#### Written exercise
Note each line where "обслуживающего" appears, and copy it.
______
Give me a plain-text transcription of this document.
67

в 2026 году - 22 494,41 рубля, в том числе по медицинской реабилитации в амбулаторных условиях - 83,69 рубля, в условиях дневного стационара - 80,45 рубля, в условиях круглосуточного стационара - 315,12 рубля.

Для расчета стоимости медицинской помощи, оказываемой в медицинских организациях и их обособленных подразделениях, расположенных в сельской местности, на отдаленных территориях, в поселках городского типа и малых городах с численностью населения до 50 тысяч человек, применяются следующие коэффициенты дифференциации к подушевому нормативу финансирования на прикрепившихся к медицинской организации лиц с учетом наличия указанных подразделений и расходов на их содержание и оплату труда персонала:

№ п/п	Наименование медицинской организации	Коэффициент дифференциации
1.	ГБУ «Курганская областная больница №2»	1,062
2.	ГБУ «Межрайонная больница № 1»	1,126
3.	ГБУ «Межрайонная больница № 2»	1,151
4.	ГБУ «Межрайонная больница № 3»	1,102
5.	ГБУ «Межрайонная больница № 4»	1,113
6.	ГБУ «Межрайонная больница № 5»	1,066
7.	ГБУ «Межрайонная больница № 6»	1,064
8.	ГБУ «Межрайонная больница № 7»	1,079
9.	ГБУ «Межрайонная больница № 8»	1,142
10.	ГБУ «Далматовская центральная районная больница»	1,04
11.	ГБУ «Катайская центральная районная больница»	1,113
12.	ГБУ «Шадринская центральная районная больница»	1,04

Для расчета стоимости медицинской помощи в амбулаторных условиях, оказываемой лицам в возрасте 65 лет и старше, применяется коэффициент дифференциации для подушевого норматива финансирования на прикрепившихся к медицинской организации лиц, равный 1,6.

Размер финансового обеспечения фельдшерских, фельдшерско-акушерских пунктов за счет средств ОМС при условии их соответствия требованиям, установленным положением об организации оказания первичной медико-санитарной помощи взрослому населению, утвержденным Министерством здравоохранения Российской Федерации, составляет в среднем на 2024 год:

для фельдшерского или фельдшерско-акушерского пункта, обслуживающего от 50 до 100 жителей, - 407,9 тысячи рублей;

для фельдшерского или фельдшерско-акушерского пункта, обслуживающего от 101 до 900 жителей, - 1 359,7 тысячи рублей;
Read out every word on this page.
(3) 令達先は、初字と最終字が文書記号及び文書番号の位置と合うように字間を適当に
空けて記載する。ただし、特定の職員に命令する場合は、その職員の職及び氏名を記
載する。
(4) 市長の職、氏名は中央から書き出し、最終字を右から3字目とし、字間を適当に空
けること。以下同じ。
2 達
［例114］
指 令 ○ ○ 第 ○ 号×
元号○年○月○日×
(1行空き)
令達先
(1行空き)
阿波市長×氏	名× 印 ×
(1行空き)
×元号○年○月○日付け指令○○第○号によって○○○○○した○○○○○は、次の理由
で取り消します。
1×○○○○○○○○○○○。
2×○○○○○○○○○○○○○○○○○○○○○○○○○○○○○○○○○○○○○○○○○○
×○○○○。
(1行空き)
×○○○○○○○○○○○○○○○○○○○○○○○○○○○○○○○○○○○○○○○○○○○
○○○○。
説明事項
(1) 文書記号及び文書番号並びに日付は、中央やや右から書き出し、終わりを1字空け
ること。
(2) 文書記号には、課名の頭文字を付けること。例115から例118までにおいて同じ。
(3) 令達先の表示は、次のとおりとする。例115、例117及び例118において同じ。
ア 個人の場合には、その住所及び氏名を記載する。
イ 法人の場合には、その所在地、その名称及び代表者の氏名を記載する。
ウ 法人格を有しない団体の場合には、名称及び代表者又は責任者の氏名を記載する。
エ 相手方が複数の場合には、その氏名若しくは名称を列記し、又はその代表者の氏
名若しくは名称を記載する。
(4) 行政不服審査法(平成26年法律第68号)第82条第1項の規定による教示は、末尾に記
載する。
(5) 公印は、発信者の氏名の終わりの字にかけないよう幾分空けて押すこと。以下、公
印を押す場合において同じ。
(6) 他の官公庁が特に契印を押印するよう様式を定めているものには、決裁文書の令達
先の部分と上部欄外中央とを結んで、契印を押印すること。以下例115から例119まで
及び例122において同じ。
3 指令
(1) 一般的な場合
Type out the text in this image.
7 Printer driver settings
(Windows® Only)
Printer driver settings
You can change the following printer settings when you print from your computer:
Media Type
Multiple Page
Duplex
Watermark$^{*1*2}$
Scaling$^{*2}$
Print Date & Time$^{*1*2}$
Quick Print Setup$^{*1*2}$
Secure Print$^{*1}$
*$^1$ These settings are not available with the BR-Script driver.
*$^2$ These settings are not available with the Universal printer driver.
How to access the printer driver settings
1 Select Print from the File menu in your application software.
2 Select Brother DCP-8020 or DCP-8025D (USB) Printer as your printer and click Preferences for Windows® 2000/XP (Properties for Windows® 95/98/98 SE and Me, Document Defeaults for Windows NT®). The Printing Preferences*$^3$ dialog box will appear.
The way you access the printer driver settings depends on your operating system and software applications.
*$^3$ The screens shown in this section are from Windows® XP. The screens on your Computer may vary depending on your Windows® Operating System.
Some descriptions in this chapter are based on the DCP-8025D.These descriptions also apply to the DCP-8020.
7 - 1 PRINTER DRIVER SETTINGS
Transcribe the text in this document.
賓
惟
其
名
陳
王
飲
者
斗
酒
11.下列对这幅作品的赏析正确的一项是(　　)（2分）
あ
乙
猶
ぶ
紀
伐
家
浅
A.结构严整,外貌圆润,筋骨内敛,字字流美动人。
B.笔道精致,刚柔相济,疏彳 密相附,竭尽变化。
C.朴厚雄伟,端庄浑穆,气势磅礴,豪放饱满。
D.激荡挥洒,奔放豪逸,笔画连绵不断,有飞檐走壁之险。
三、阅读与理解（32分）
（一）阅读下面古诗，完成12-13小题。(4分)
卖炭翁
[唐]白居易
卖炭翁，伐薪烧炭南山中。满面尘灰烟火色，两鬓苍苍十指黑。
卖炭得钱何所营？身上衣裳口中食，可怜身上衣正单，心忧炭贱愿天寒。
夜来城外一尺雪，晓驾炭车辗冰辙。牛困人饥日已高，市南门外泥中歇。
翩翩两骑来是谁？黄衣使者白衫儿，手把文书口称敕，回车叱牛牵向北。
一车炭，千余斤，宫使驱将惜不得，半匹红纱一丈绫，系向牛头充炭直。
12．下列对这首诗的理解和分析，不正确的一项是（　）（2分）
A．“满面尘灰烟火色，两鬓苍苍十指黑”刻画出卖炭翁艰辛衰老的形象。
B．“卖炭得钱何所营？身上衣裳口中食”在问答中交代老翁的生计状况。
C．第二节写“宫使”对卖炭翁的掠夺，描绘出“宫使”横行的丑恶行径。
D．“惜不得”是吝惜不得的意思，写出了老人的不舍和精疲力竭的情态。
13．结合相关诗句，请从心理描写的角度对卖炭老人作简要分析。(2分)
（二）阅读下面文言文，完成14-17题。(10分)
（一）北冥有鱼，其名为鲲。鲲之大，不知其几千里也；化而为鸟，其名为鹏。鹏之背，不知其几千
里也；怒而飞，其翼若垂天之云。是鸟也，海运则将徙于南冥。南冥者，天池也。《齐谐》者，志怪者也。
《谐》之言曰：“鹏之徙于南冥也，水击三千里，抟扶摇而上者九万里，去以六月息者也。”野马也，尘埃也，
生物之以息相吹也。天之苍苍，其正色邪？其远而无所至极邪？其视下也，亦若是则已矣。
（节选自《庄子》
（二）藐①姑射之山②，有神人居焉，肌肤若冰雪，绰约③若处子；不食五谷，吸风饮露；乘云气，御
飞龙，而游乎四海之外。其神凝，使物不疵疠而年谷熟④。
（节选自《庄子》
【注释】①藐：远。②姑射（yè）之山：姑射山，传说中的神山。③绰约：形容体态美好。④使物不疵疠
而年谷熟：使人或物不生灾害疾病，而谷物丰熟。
______
#### Final result
для фельдшерского или фельдшерско-акушерского пункта, обслуживающего от 50 до 100 жителей, - 407,9 тысячи рублей;
для фельдшерского или фельдшерско-акушерского пункта, обслуживающего от 101 до 900 жителей, - 1 359,7 тысячи рублей;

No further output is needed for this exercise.